§ What the task requires: Lines containing the string "title" are to be counted; report only how many there are.

§ Material for this task:
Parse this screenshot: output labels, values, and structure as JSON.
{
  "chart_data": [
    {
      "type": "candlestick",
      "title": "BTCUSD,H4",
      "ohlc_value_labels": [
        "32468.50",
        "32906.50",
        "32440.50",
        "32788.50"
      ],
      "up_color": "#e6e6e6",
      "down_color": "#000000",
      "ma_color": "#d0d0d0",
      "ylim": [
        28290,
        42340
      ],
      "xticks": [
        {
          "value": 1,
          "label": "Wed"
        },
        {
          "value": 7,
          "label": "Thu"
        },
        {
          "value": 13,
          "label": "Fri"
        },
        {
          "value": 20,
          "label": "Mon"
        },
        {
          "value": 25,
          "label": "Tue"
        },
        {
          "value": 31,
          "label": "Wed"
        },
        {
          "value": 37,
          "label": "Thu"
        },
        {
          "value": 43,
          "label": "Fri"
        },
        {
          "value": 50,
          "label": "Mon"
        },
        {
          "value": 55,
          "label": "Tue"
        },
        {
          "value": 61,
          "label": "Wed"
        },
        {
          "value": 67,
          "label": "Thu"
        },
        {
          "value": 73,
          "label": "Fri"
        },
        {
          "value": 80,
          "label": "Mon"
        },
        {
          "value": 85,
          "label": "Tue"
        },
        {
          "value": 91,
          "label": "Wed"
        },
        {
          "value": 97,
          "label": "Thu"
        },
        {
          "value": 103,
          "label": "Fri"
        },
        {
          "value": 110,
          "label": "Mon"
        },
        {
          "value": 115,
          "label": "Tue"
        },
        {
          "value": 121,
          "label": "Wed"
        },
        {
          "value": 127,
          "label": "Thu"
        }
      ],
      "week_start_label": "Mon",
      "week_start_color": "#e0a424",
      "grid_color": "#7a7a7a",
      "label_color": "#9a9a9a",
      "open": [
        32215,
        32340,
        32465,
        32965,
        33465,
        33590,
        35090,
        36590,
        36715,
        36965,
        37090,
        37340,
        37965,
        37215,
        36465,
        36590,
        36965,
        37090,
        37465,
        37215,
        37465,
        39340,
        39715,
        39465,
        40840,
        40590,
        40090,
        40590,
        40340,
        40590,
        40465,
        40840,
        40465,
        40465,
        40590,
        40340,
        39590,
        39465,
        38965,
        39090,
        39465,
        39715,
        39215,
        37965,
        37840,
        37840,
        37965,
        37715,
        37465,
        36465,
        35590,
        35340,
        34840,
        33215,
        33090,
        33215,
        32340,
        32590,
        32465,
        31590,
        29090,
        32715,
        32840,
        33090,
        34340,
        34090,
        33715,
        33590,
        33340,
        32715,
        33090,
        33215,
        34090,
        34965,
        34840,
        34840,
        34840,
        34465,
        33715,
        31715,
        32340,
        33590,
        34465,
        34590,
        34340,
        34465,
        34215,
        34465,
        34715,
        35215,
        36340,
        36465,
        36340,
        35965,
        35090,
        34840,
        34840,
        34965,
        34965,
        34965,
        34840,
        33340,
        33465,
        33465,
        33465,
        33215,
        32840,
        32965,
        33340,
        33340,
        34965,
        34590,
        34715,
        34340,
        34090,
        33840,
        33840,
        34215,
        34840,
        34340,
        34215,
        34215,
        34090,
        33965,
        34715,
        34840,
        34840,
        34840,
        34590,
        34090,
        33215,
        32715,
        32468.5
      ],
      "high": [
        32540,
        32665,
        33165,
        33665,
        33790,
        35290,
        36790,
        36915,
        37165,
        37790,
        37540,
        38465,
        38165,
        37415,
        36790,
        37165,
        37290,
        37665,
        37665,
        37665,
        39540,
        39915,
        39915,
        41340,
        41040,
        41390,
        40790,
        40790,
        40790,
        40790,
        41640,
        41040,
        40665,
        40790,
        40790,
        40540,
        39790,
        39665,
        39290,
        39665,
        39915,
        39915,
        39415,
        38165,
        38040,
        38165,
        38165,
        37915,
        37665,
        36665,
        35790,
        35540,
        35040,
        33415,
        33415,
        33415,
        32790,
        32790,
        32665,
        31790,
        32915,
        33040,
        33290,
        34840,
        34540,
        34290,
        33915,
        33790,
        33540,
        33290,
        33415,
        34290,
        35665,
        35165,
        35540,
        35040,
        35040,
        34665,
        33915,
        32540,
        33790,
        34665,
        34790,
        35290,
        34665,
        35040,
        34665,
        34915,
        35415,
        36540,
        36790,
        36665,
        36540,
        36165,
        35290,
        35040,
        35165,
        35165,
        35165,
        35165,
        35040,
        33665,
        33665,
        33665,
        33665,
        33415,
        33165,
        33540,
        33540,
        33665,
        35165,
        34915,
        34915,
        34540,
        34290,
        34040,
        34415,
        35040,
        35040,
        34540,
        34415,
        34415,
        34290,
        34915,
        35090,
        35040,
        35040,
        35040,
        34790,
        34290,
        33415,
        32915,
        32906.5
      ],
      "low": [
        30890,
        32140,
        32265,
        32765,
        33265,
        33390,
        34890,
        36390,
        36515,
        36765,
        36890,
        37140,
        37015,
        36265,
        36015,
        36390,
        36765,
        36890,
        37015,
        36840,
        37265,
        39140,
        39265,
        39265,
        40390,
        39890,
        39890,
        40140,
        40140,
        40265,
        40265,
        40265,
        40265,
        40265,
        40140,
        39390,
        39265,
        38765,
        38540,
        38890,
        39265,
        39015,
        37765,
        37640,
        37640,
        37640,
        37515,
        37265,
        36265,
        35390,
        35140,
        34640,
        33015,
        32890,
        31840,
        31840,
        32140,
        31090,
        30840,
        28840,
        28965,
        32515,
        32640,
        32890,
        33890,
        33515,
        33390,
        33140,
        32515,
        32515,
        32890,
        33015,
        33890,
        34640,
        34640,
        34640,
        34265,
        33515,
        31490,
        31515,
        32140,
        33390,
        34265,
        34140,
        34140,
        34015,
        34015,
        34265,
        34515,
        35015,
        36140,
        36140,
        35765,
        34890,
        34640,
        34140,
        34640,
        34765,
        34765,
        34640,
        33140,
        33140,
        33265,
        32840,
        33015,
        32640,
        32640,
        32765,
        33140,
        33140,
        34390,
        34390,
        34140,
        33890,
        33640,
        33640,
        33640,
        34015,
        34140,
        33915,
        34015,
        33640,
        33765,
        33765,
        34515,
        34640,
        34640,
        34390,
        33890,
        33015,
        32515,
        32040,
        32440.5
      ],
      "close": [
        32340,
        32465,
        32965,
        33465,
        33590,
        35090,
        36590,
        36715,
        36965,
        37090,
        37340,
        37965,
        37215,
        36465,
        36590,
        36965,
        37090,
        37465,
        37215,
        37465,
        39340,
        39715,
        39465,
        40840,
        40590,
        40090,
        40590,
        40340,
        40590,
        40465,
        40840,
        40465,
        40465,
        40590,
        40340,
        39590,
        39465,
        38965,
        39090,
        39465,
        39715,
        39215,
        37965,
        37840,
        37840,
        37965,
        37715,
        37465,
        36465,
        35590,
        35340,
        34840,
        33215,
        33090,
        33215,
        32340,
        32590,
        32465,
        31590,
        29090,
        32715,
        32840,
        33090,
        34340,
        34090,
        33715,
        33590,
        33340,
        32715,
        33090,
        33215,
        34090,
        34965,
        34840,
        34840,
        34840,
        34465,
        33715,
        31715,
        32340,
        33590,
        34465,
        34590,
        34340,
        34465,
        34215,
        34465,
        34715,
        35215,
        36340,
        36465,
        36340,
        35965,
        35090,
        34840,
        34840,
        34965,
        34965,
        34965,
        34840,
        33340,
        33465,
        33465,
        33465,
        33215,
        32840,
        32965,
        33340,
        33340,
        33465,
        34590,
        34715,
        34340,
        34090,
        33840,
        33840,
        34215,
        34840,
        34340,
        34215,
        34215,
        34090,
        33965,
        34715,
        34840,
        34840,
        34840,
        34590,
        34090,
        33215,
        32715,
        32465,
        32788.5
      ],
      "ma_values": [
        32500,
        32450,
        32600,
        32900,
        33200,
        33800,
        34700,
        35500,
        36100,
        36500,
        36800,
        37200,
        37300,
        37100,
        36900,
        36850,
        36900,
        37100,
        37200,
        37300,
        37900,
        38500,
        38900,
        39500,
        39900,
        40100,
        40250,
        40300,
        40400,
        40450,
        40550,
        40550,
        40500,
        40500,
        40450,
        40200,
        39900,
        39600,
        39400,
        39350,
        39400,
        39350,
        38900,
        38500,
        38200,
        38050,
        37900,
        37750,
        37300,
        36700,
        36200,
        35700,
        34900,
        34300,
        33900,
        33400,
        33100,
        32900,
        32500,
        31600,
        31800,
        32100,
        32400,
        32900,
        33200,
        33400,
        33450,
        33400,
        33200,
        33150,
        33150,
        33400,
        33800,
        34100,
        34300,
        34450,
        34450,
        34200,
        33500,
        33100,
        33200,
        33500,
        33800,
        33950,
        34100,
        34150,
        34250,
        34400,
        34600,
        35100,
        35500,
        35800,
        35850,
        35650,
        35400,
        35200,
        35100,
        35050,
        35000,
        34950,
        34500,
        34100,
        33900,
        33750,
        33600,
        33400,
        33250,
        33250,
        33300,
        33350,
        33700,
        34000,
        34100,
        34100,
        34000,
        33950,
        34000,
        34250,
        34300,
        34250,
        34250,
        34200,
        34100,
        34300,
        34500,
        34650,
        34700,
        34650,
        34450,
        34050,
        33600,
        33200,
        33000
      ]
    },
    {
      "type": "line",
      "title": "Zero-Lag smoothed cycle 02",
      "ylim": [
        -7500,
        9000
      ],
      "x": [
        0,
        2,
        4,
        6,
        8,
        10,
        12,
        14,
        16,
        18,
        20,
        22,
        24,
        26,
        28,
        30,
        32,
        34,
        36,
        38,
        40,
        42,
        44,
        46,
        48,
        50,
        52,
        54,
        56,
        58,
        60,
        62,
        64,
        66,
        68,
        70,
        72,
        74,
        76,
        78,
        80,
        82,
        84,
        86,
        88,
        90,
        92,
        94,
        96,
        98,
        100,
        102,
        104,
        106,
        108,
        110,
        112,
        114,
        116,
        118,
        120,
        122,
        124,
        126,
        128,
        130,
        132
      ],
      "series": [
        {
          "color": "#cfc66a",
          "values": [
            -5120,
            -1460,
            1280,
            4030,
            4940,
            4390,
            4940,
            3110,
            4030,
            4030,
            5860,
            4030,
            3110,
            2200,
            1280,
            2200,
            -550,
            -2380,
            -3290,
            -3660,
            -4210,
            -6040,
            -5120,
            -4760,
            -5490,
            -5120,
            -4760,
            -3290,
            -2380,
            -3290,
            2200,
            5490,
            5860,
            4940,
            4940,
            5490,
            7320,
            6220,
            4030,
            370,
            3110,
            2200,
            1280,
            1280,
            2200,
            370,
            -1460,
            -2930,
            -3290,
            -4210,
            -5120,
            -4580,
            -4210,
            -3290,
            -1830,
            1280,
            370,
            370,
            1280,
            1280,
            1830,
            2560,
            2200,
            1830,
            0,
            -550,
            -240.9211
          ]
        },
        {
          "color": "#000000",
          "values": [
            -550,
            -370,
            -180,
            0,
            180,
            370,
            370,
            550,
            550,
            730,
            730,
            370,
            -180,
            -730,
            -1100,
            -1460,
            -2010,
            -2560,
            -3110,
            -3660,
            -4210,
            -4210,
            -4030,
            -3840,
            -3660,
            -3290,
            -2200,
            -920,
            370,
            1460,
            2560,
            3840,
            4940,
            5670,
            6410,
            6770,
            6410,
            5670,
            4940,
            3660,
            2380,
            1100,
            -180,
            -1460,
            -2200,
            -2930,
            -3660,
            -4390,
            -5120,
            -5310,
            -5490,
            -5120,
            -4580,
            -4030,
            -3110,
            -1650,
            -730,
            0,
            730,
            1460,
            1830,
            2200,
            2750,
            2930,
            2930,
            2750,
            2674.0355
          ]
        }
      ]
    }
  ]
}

§ Response for this exercise: 2